Work instructions:
Set out each line from the following listing that includes the word "screenshot".

* start *

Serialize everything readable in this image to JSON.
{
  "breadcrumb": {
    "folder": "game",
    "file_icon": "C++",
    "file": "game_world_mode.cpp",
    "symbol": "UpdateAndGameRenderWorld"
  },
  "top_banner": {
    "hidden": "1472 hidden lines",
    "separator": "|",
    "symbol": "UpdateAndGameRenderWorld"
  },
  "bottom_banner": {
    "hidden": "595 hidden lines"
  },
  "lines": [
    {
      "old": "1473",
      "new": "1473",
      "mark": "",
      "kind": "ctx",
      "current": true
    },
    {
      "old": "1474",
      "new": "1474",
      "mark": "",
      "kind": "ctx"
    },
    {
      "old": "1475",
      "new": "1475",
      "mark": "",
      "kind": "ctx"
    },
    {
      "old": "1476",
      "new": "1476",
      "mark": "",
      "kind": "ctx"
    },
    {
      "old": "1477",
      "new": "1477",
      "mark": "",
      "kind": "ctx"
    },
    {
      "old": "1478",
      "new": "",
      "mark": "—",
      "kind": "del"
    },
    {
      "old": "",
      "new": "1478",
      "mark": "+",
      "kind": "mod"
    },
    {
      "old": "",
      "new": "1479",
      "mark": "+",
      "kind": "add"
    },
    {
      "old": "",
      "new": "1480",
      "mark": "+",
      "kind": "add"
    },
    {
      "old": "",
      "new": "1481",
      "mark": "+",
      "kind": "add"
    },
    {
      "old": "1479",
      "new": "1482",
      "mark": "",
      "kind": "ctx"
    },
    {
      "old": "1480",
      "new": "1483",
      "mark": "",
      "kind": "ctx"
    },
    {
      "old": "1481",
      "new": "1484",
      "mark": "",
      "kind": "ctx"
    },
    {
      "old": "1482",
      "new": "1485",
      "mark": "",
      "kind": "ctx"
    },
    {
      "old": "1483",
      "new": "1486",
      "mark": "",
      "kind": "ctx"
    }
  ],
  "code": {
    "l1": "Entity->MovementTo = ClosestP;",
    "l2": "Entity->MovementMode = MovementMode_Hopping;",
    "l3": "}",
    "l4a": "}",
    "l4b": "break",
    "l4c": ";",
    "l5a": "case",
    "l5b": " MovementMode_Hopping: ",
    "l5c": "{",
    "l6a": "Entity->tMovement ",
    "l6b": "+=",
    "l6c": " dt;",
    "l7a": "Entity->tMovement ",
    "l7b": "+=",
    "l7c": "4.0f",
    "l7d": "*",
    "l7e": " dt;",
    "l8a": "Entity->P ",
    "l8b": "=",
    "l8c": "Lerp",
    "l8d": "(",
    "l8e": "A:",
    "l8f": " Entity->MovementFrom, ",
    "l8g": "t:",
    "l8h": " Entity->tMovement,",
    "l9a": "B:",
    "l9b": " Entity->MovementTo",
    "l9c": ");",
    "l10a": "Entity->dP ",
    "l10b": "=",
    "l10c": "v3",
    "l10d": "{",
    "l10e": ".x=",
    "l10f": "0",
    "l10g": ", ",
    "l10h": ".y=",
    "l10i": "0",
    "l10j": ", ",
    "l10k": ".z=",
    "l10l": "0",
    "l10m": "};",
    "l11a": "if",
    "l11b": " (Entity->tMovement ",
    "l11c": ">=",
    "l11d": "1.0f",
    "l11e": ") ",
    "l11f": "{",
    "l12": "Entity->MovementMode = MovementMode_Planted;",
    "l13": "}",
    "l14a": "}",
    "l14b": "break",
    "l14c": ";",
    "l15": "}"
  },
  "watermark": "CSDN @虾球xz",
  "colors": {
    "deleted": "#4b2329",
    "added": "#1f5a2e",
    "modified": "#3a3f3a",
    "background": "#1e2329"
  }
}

* end *
* start *

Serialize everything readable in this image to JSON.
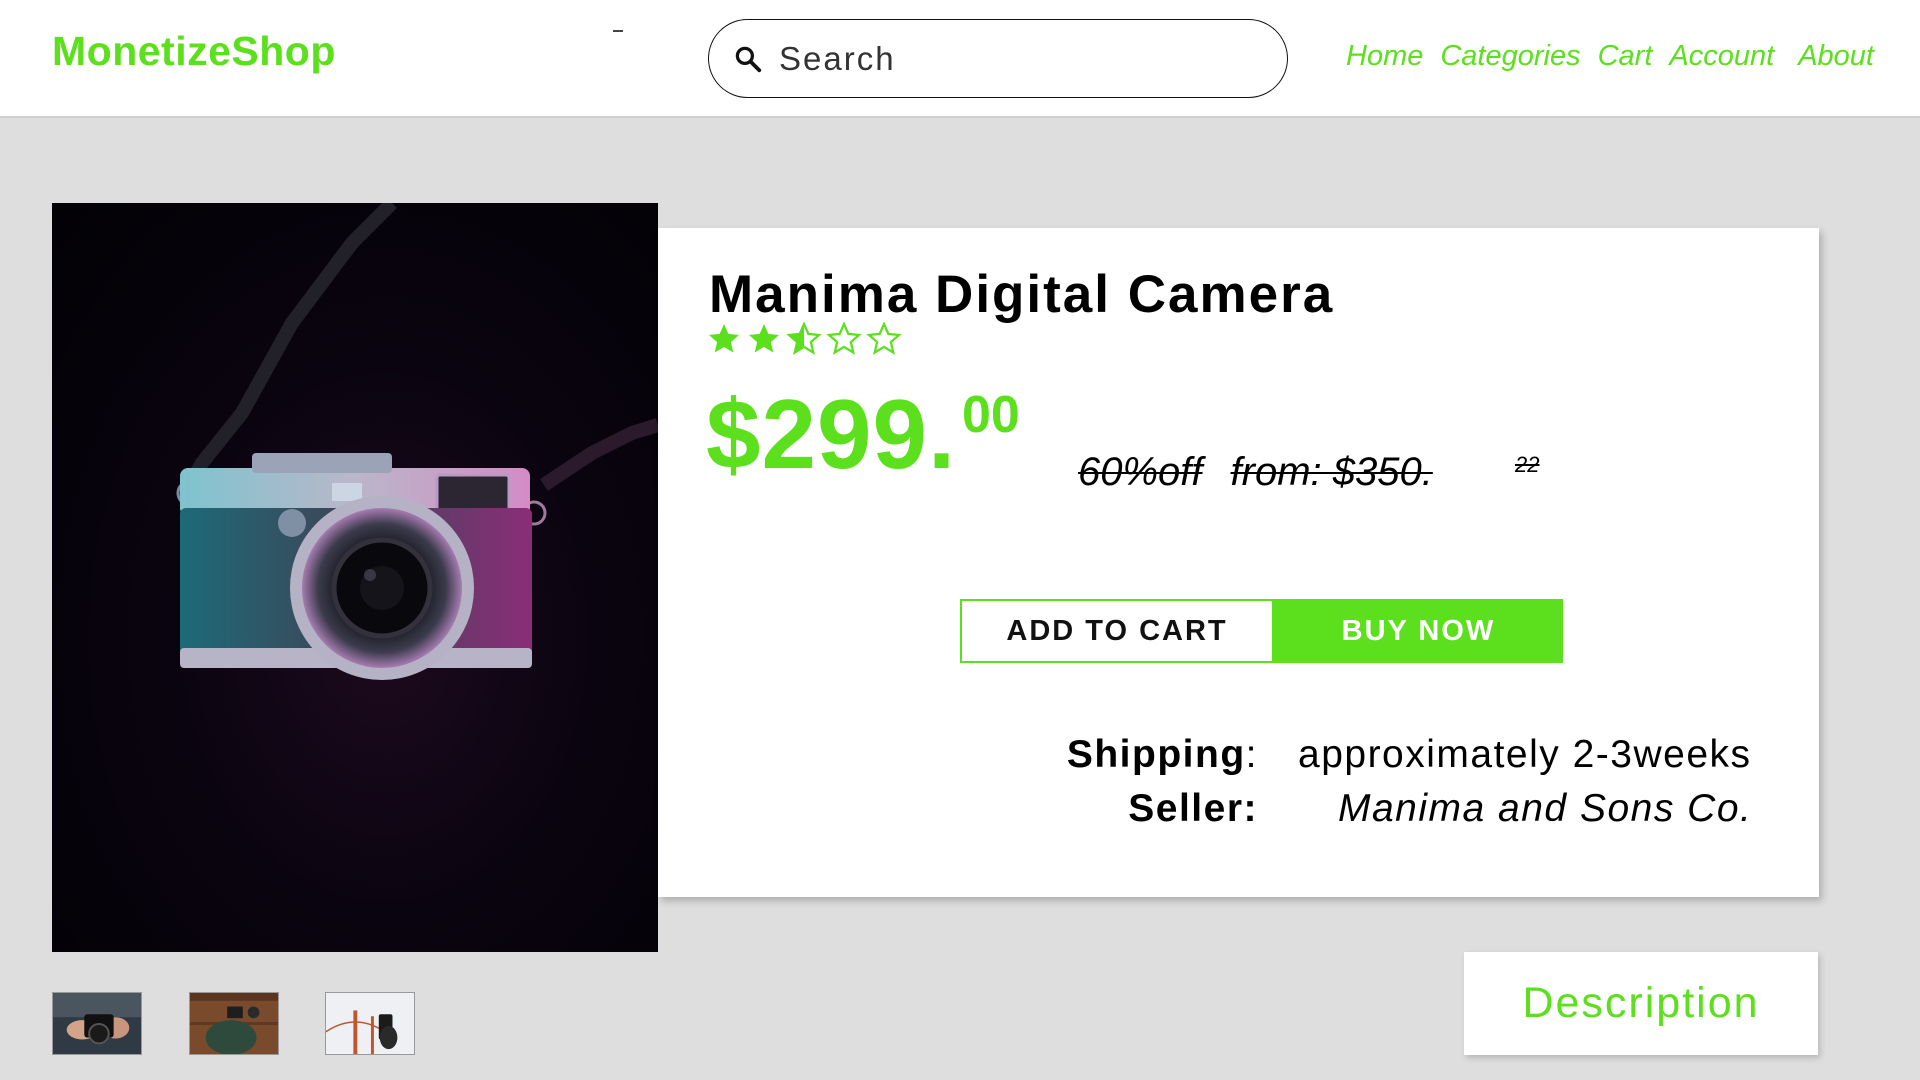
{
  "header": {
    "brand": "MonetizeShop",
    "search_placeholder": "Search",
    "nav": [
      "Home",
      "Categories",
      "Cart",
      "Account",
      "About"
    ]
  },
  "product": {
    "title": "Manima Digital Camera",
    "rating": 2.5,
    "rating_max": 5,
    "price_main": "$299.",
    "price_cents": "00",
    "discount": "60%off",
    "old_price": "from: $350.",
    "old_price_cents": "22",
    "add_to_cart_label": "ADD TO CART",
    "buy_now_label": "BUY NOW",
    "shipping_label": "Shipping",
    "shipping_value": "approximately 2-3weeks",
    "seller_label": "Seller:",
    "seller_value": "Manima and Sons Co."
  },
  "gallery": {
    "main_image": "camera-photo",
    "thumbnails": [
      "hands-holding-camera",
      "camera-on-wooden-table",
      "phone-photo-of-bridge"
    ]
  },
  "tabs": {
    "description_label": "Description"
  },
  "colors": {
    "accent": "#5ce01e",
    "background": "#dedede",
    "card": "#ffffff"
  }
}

* end *
* start *

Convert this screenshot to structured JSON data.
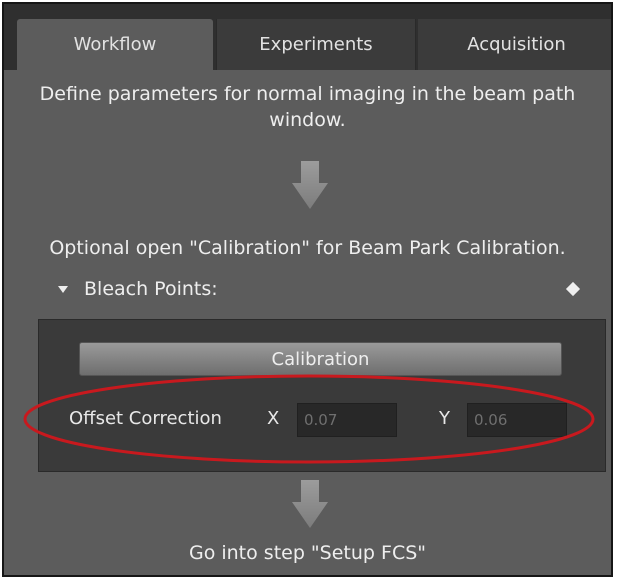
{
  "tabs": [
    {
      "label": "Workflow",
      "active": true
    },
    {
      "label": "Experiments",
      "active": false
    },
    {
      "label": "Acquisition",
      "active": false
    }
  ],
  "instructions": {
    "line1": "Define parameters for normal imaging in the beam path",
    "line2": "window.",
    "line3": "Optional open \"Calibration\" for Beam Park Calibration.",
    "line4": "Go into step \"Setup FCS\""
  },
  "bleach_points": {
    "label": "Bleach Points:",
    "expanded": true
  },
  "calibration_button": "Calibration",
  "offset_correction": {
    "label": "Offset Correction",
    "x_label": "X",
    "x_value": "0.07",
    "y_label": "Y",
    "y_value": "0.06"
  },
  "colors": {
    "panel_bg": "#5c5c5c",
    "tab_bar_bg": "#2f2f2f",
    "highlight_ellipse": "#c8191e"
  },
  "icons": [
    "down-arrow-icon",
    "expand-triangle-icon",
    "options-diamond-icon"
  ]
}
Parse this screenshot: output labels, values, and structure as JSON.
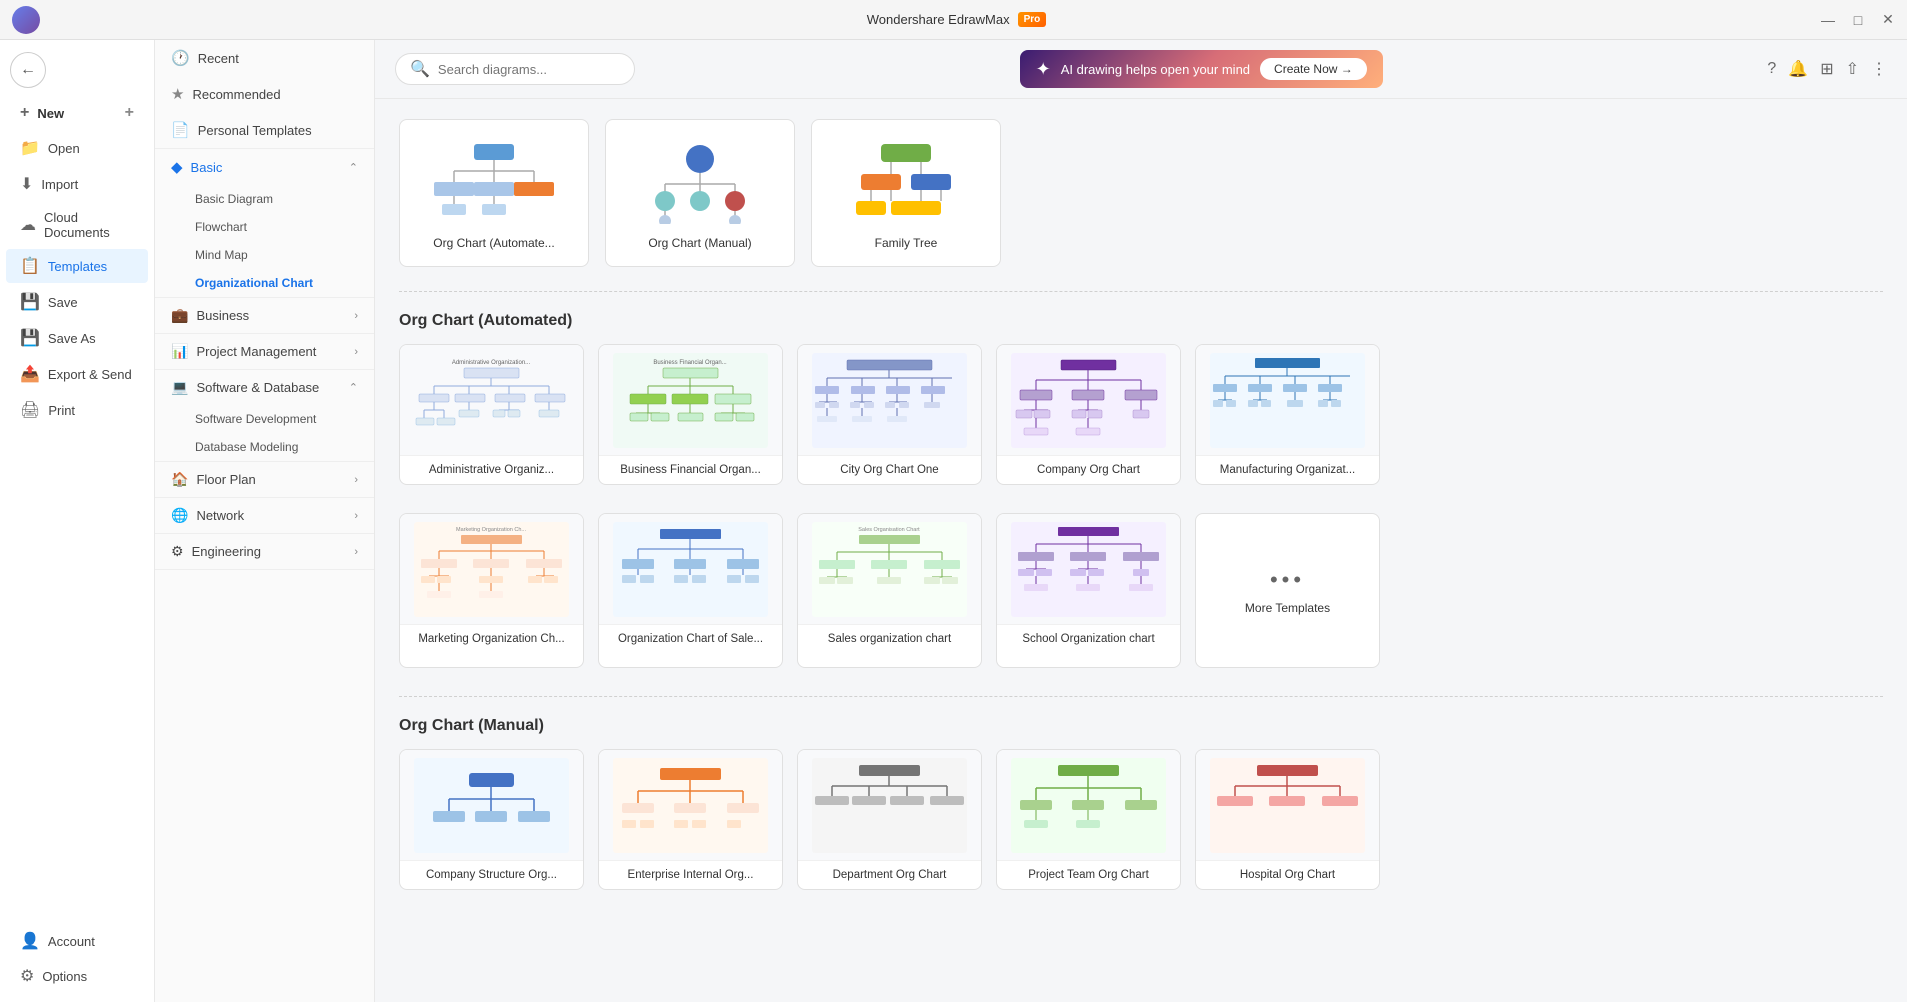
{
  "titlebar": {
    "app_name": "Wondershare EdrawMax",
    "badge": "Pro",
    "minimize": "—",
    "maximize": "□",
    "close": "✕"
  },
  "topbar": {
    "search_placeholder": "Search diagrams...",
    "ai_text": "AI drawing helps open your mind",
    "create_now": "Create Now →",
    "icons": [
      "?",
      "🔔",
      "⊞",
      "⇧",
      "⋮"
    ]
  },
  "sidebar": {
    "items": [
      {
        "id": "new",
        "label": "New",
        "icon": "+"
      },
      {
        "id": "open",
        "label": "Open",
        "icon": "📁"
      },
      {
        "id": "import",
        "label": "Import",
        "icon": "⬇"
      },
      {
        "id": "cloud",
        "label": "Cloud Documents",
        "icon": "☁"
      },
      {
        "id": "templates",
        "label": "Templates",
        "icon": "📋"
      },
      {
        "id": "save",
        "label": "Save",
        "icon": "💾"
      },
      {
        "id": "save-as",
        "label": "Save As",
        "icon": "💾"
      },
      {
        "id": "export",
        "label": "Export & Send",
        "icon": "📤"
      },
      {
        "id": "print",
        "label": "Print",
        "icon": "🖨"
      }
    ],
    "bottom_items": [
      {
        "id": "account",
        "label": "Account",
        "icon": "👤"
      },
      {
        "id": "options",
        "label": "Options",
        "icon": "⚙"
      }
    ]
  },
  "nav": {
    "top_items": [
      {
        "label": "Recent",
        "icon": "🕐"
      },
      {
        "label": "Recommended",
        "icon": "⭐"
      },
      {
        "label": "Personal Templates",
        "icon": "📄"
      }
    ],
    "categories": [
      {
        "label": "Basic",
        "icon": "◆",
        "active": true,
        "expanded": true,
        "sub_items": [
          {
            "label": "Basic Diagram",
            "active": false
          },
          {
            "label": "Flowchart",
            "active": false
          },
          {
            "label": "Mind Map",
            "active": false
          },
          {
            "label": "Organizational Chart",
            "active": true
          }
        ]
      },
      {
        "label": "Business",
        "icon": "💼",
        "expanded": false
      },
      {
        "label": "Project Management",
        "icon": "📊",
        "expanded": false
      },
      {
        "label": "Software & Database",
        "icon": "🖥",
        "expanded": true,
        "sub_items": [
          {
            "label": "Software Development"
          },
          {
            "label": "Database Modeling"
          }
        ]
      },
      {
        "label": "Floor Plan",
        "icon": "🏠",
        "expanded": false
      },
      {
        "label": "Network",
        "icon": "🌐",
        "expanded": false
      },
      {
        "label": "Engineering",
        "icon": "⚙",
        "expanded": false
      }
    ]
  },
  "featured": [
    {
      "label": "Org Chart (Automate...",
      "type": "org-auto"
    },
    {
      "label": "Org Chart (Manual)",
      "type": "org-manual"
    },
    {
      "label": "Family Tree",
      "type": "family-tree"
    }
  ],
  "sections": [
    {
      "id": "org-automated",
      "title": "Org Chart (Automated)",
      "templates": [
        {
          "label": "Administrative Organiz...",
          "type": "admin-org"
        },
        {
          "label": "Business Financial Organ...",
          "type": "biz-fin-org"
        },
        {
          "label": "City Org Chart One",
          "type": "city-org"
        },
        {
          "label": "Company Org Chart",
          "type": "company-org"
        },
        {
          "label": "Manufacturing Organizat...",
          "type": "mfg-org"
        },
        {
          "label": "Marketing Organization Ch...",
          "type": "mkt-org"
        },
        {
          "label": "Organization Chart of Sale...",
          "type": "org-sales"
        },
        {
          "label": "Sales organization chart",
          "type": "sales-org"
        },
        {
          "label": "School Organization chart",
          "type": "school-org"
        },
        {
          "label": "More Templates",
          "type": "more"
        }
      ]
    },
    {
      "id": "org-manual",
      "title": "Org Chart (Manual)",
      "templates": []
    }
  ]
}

* end *

The completed task:
Convert this screenshot to structured JSON data.
Parse this screenshot: output labels, values, and structure as JSON.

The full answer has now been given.